• _Information supplied_:
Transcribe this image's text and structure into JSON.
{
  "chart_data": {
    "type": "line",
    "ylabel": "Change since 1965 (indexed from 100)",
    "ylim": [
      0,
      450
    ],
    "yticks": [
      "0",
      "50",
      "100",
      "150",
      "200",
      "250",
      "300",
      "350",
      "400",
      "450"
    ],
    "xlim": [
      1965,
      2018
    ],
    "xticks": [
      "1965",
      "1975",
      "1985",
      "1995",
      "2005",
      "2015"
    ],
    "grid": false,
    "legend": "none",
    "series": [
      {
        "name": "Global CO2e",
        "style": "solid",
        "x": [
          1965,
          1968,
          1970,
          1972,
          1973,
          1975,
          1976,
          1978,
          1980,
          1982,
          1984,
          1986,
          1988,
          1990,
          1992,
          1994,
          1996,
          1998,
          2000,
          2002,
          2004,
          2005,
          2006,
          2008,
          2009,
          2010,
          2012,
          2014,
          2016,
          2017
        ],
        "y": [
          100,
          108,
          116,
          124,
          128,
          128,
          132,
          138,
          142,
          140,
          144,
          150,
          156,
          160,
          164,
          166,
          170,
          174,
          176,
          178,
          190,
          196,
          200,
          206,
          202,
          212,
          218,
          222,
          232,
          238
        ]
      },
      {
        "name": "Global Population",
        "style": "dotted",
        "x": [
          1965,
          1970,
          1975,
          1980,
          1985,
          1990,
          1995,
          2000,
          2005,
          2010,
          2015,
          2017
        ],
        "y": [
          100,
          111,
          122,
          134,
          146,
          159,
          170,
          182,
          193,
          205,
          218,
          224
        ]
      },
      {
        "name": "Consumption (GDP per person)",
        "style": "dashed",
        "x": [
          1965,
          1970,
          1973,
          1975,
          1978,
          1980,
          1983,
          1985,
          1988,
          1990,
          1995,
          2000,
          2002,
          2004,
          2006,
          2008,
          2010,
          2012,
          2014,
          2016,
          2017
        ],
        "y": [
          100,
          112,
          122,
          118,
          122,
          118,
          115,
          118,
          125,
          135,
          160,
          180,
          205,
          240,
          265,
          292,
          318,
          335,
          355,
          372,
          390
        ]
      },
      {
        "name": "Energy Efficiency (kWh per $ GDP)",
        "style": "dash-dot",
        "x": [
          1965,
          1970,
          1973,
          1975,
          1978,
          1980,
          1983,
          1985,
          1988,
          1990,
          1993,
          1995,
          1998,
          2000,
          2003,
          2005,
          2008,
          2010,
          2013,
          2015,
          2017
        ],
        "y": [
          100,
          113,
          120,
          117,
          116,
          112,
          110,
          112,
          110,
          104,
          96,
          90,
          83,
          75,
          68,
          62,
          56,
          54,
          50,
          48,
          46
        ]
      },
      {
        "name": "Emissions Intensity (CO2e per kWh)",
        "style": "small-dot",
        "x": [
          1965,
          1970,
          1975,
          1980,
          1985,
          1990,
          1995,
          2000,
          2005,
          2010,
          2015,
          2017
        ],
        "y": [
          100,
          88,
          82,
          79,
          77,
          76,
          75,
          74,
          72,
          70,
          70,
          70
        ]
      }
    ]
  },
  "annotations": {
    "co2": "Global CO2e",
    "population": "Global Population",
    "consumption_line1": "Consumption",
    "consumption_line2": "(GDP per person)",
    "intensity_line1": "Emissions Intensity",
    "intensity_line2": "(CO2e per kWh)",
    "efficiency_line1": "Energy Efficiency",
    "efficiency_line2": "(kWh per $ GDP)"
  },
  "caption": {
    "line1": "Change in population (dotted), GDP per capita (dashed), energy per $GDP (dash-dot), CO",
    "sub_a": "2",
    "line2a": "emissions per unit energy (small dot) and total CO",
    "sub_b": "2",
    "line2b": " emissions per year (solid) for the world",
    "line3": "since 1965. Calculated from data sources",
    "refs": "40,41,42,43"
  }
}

• _Exercise_:
Take the lines above and print them exactly.

• _Answer in full_:
Transcribe this image's text and structure into JSON.
{
  "chart_data": {
    "type": "line",
    "ylabel": "Change since 1965 (indexed from 100)",
    "ylim": [
      0,
      450
    ],
    "yticks": [
      "0",
      "50",
      "100",
      "150",
      "200",
      "250",
      "300",
      "350",
      "400",
      "450"
    ],
    "xlim": [
      1965,
      2018
    ],
    "xticks": [
      "1965",
      "1975",
      "1985",
      "1995",
      "2005",
      "2015"
    ],
    "grid": false,
    "legend": "none",
    "series": [
      {
        "name": "Global CO2e",
        "style": "solid",
        "x": [
          1965,
          1968,
          1970,
          1972,
          1973,
          1975,
          1976,
          1978,
          1980,
          1982,
          1984,
          1986,
          1988,
          1990,
          1992,
          1994,
          1996,
          1998,
          2000,
          2002,
          2004,
          2005,
          2006,
          2008,
          2009,
          2010,
          2012,
          2014,
          2016,
          2017
        ],
        "y": [
          100,
          108,
          116,
          124,
          128,
          128,
          132,
          138,
          142,
          140,
          144,
          150,
          156,
          160,
          164,
          166,
          170,
          174,
          176,
          178,
          190,
          196,
          200,
          206,
          202,
          212,
          218,
          222,
          232,
          238
        ]
      },
      {
        "name": "Global Population",
        "style": "dotted",
        "x": [
          1965,
          1970,
          1975,
          1980,
          1985,
          1990,
          1995,
          2000,
          2005,
          2010,
          2015,
          2017
        ],
        "y": [
          100,
          111,
          122,
          134,
          146,
          159,
          170,
          182,
          193,
          205,
          218,
          224
        ]
      },
      {
        "name": "Consumption (GDP per person)",
        "style": "dashed",
        "x": [
          1965,
          1970,
          1973,
          1975,
          1978,
          1980,
          1983,
          1985,
          1988,
          1990,
          1995,
          2000,
          2002,
          2004,
          2006,
          2008,
          2010,
          2012,
          2014,
          2016,
          2017
        ],
        "y": [
          100,
          112,
          122,
          118,
          122,
          118,
          115,
          118,
          125,
          135,
          160,
          180,
          205,
          240,
          265,
          292,
          318,
          335,
          355,
          372,
          390
        ]
      },
      {
        "name": "Energy Efficiency (kWh per $ GDP)",
        "style": "dash-dot",
        "x": [
          1965,
          1970,
          1973,
          1975,
          1978,
          1980,
          1983,
          1985,
          1988,
          1990,
          1993,
          1995,
          1998,
          2000,
          2003,
          2005,
          2008,
          2010,
          2013,
          2015,
          2017
        ],
        "y": [
          100,
          113,
          120,
          117,
          116,
          112,
          110,
          112,
          110,
          104,
          96,
          90,
          83,
          75,
          68,
          62,
          56,
          54,
          50,
          48,
          46
        ]
      },
      {
        "name": "Emissions Intensity (CO2e per kWh)",
        "style": "small-dot",
        "x": [
          1965,
          1970,
          1975,
          1980,
          1985,
          1990,
          1995,
          2000,
          2005,
          2010,
          2015,
          2017
        ],
        "y": [
          100,
          88,
          82,
          79,
          77,
          76,
          75,
          74,
          72,
          70,
          70,
          70
        ]
      }
    ]
  },
  "annotations": {
    "co2": "Global CO2e",
    "population": "Global Population",
    "consumption_line1": "Consumption",
    "consumption_line2": "(GDP per person)",
    "intensity_line1": "Emissions Intensity",
    "intensity_line2": "(CO2e per kWh)",
    "efficiency_line1": "Energy Efficiency",
    "efficiency_line2": "(kWh per $ GDP)"
  },
  "caption": {
    "line1": "Change in population (dotted), GDP per capita (dashed), energy per $GDP (dash-dot), CO",
    "sub_a": "2",
    "line2a": "emissions per unit energy (small dot) and total CO",
    "sub_b": "2",
    "line2b": " emissions per year (solid) for the world",
    "line3": "since 1965. Calculated from data sources",
    "refs": "40,41,42,43"
  }
}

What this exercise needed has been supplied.